— Start Input —

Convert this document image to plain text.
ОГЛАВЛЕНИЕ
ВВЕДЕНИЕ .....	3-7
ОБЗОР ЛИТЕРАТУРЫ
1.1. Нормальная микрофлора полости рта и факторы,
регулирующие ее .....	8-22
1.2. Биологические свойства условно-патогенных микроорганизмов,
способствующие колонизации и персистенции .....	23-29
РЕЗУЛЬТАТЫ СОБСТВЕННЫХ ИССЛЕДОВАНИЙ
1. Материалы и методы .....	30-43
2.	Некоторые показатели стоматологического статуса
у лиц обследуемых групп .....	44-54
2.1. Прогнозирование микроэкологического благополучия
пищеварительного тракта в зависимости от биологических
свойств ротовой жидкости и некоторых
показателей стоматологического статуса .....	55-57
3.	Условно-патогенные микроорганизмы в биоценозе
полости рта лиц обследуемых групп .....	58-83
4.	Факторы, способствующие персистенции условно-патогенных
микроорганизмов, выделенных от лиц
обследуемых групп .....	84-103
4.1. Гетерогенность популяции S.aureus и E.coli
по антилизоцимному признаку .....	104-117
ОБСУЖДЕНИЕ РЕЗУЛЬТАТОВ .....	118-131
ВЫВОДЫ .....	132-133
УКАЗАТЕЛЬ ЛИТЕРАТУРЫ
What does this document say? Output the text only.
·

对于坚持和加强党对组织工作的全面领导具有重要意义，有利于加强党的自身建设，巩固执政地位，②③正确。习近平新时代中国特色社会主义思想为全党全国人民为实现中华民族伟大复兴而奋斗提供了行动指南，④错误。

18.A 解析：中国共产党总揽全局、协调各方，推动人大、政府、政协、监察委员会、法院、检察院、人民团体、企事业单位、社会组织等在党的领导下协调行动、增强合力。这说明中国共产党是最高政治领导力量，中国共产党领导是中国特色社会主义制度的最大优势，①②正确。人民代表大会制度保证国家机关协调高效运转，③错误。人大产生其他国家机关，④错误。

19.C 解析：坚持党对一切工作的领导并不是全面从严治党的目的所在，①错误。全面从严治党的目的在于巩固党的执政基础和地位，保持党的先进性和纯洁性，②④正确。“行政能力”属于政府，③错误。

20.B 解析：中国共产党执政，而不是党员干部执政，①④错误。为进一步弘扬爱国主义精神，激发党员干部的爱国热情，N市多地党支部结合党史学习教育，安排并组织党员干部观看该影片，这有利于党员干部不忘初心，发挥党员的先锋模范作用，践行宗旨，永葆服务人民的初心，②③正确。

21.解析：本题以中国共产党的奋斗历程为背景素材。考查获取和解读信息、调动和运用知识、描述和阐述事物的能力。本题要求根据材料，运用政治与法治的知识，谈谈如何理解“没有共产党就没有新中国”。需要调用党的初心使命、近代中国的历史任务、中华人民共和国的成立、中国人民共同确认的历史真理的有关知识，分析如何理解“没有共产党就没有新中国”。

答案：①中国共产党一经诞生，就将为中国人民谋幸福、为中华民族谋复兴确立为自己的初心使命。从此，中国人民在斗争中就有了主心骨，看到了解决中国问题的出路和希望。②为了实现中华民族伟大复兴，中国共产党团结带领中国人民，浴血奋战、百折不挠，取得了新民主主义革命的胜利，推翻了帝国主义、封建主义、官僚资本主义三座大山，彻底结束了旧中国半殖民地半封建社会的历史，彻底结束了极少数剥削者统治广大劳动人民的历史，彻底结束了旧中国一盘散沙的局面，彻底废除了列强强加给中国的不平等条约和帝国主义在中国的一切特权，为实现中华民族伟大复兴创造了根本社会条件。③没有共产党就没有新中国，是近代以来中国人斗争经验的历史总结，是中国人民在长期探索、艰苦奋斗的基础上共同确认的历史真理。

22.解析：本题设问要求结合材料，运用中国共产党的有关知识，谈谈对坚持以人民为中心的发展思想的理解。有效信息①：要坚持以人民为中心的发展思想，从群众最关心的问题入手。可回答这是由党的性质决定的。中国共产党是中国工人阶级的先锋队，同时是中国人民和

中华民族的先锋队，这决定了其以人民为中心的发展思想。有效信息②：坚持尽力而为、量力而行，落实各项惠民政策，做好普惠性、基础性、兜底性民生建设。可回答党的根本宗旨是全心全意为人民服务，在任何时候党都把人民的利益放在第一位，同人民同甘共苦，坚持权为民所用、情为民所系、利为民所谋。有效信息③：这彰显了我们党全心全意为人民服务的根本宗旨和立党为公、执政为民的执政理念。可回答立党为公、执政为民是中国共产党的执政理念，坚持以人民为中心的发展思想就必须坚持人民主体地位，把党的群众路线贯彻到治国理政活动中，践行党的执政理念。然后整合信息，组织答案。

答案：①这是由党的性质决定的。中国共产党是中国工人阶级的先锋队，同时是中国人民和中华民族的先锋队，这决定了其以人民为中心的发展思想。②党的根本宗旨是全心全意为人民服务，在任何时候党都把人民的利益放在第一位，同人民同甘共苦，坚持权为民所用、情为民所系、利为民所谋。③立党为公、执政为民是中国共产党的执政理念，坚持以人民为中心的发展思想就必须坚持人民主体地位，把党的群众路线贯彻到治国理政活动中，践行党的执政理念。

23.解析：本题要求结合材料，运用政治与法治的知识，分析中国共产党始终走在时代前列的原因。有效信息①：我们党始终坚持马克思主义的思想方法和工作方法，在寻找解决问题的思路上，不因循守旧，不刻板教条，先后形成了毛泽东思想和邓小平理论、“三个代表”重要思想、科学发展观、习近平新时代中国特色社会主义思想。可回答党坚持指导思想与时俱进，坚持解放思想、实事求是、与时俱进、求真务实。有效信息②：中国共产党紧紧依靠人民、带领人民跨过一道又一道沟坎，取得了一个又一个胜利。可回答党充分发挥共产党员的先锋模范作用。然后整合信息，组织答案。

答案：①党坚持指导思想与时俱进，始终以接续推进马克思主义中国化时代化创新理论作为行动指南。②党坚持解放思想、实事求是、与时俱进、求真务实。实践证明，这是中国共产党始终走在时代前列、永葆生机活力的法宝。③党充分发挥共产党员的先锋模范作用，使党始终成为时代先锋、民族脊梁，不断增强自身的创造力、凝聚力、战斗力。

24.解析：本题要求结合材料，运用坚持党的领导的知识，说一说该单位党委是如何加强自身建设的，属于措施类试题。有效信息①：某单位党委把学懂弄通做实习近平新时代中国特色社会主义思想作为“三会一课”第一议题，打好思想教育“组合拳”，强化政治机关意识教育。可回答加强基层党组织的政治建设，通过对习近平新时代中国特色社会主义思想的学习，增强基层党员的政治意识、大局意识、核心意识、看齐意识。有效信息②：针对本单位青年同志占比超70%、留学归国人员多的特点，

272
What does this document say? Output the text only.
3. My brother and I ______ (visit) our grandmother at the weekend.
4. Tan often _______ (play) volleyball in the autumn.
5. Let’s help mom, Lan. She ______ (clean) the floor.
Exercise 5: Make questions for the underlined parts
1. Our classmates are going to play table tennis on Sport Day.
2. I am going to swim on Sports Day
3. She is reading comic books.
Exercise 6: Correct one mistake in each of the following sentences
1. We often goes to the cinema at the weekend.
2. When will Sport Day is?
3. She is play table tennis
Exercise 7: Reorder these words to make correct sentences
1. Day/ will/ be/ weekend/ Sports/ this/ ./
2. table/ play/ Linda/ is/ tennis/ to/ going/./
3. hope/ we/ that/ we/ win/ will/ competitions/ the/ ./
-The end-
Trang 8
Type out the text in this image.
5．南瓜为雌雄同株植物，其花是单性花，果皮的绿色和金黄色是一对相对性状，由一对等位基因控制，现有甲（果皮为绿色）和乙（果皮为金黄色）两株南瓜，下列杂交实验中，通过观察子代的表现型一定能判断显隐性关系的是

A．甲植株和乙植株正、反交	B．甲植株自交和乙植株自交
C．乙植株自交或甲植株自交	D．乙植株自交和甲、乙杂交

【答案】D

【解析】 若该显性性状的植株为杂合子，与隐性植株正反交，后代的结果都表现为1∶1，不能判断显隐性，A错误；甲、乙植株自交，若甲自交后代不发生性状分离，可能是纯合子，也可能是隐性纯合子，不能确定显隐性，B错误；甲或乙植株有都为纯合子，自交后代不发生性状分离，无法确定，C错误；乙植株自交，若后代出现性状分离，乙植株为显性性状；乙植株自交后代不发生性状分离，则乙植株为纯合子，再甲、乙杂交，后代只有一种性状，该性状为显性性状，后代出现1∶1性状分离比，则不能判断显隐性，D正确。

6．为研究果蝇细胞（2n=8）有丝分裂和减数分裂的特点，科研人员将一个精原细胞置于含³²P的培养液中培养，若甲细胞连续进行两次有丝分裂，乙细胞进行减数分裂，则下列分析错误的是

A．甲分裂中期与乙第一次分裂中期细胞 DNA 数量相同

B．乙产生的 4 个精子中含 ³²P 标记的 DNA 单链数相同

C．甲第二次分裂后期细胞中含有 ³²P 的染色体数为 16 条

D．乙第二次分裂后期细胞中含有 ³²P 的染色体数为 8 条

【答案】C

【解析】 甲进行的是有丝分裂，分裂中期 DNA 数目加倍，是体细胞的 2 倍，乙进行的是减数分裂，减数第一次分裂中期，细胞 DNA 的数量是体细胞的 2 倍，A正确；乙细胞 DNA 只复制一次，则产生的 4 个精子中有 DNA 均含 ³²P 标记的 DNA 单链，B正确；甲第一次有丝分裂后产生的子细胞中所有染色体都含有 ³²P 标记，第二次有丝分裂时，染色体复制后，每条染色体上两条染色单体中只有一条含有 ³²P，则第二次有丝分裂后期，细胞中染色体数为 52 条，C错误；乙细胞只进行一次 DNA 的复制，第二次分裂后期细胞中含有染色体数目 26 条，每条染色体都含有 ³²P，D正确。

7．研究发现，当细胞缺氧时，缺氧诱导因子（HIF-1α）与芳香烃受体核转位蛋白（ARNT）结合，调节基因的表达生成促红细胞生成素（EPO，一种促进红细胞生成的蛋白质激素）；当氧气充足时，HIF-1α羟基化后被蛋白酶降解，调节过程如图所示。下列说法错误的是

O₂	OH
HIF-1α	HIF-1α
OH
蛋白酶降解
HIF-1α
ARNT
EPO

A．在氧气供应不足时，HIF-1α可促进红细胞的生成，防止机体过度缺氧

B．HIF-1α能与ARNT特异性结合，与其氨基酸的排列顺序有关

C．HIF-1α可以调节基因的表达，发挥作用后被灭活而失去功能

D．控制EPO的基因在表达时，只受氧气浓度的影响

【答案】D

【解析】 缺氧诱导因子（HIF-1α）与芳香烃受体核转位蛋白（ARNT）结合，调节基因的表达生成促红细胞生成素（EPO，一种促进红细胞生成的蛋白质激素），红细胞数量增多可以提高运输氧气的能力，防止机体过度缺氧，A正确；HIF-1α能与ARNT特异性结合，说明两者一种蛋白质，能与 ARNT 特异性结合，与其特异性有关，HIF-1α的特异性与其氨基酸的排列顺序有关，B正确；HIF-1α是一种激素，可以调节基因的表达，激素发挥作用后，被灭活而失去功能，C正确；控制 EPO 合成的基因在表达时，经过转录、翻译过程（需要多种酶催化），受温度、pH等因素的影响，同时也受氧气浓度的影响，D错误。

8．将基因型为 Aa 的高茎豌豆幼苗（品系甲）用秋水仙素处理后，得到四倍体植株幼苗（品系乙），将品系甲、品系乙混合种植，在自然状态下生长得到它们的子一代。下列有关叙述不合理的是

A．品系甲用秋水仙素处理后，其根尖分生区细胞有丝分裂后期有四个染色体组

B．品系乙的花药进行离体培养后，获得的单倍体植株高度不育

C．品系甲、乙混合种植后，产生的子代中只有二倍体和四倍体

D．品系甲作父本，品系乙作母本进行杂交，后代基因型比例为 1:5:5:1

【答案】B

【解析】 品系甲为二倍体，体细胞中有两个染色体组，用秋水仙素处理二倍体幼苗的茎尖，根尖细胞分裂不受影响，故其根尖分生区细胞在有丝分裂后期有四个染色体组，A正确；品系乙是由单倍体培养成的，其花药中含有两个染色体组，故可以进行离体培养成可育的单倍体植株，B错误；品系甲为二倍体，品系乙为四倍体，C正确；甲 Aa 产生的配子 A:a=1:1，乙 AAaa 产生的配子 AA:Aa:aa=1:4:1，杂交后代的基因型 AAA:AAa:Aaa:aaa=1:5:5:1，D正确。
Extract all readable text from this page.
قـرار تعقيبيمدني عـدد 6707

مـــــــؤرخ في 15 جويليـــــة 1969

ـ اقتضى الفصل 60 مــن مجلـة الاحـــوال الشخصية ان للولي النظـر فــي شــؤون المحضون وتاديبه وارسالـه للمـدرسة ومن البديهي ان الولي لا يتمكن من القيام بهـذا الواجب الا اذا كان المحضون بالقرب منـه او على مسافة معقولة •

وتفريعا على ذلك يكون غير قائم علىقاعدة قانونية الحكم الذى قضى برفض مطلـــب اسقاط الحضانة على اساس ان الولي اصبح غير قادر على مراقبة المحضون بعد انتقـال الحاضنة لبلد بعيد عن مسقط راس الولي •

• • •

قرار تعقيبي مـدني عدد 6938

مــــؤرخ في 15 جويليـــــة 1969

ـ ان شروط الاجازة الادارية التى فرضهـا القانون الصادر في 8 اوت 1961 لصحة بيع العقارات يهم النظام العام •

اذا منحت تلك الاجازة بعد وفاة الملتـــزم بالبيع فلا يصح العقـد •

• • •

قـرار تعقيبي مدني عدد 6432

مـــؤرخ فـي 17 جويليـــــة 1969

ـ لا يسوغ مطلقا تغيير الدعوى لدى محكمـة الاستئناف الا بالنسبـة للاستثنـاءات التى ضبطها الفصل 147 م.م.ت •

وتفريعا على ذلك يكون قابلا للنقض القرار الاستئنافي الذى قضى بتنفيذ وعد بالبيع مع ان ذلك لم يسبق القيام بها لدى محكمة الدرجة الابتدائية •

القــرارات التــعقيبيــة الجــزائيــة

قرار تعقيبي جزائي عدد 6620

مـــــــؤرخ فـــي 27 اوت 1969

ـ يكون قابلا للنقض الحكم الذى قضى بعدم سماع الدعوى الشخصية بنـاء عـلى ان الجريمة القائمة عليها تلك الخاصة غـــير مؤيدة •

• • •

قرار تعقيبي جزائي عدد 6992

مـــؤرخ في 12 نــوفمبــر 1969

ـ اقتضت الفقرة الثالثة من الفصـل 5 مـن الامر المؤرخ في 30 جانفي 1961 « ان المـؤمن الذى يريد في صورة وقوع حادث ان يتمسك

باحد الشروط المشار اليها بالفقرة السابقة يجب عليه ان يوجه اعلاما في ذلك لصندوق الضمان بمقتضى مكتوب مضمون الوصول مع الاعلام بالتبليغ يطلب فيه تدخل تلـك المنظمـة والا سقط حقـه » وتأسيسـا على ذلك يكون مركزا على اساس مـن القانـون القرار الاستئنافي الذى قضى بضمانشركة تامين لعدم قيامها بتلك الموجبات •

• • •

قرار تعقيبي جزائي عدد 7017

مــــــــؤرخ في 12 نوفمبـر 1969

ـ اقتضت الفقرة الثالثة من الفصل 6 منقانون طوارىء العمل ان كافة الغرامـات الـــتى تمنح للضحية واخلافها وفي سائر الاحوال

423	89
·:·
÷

— End Input —

[Directions for this task] Gather each line holding the string "ЛИТЕРАТУРЫ".

[Answer for this exercise]
ОБЗОР ЛИТЕРАТУРЫ
УКАЗАТЕЛЬ ЛИТЕРАТУРЫ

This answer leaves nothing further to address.